> Given instruction: Find every line with the word "كثيرة". Copy those lines.

+++ Data provided +++

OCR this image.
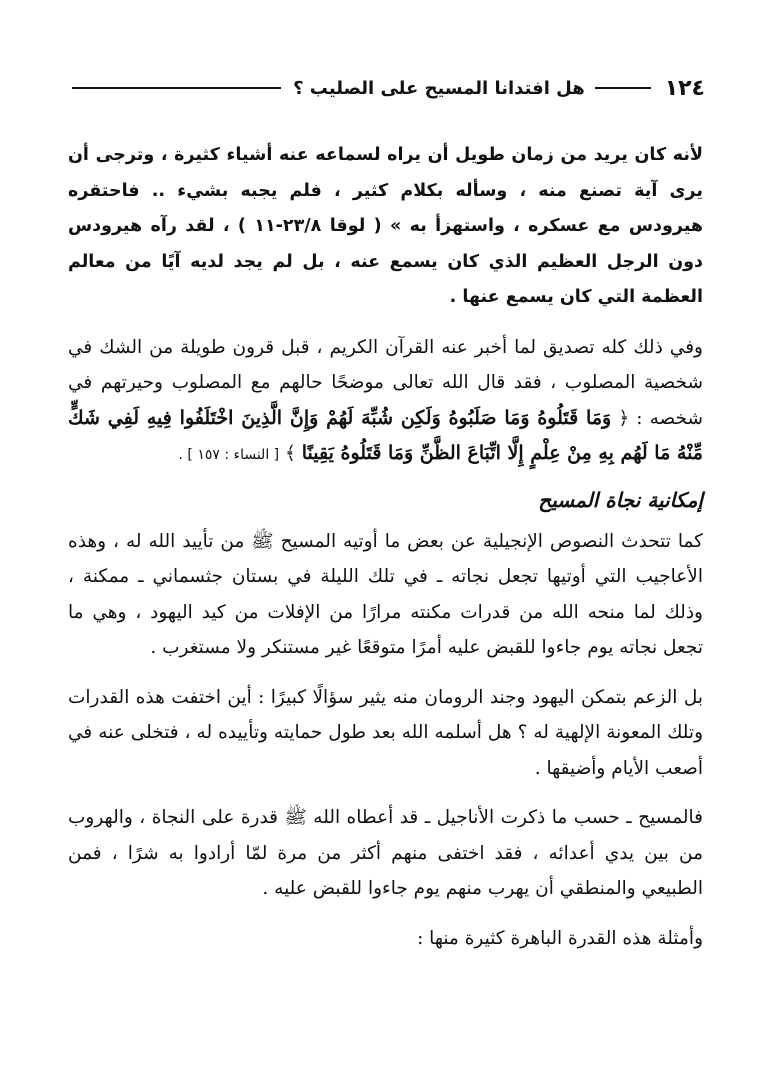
١٢٤
هل افتدانا المسيح على الصليب ؟

لأنه كان يريد من زمان طويل أن يراه لسماعه عنه أشياء كثيرة ، وترجى أن يرى آية تصنع منه ، وسأله بكلام كثير ، فلم يجبه بشيء .. فاحتقره هيرودس مع عسكره ، واستهزأ به » ( لوقا ٢٣/٨-١١ ) ، لقد رآه هيرودس دون الرجل العظيم الذي كان يسمع عنه ، بل لم يجد لديه آيًا من معالم العظمة التي كان يسمع عنها .

وفي ذلك كله تصديق لما أخبر عنه القرآن الكريم ، قبل قرون طويلة من الشك في شخصية المصلوب ، فقد قال الله تعالى موضحًا حالهم مع المصلوب وحيرتهم في شخصه : ﴿ وَمَا قَتَلُوهُ وَمَا صَلَبُوهُ وَلَكِن شُبِّهَ لَهُمْ وَإِنَّ الَّذِينَ اخْتَلَفُوا فِيهِ لَفِي شَكٍّ مِّنْهُ مَا لَهُم بِهِ مِنْ عِلْمٍ إِلَّا اتِّبَاعَ الظَّنِّ وَمَا قَتَلُوهُ يَقِينًا ﴾ [ النساء : ١٥٧ ] .

إمكانية نجاة المسيح

كما تتحدث النصوص الإنجيلية عن بعض ما أوتيه المسيح ﷺ من تأييد الله له ، وهذه الأعاجيب التي أوتيها تجعل نجاته ـ في تلك الليلة في بستان جثسماني ـ ممكنة ، وذلك لما منحه الله من قدرات مكنته مرارًا من الإفلات من كيد اليهود ، وهي ما تجعل نجاته يوم جاءوا للقبض عليه أمرًا متوقعًا غير مستنكر ولا مستغرب .

بل الزعم بتمكن اليهود وجند الرومان منه يثير سؤالًا كبيرًا : أين اختفت هذه القدرات وتلك المعونة الإلهية له ؟ هل أسلمه الله بعد طول حمايته وتأييده له ، فتخلى عنه في أصعب الأيام وأضيقها .

فالمسيح ـ حسب ما ذكرت الأناجيل ـ قد أعطاه الله ﷺ قدرة على النجاة ، والهروب من بين يدي أعدائه ، فقد اختفى منهم أكثر من مرة لمّا أرادوا به شرًا ، فمن الطبيعي والمنطقي أن يهرب منهم يوم جاءوا للقبض عليه .

وأمثلة هذه القدرة الباهرة كثيرة منها :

+++

> The solution:
لأنه كان يريد من زمان طويل أن يراه لسماعه عنه أشياء كثيرة ، وترجى أن يرى آية تصنع منه ، وسأله بكلام كثير ، فلم يجبه بشيء .. فاحتقره هيرودس مع عسكره ، واستهزأ به » ( لوقا ٢٣/٨-١١ ) ، لقد رآه هيرودس دون الرجل العظيم الذي كان يسمع عنه ، بل لم يجد لديه آيًا من معالم العظمة التي كان يسمع عنها .
وأمثلة هذه القدرة الباهرة كثيرة منها :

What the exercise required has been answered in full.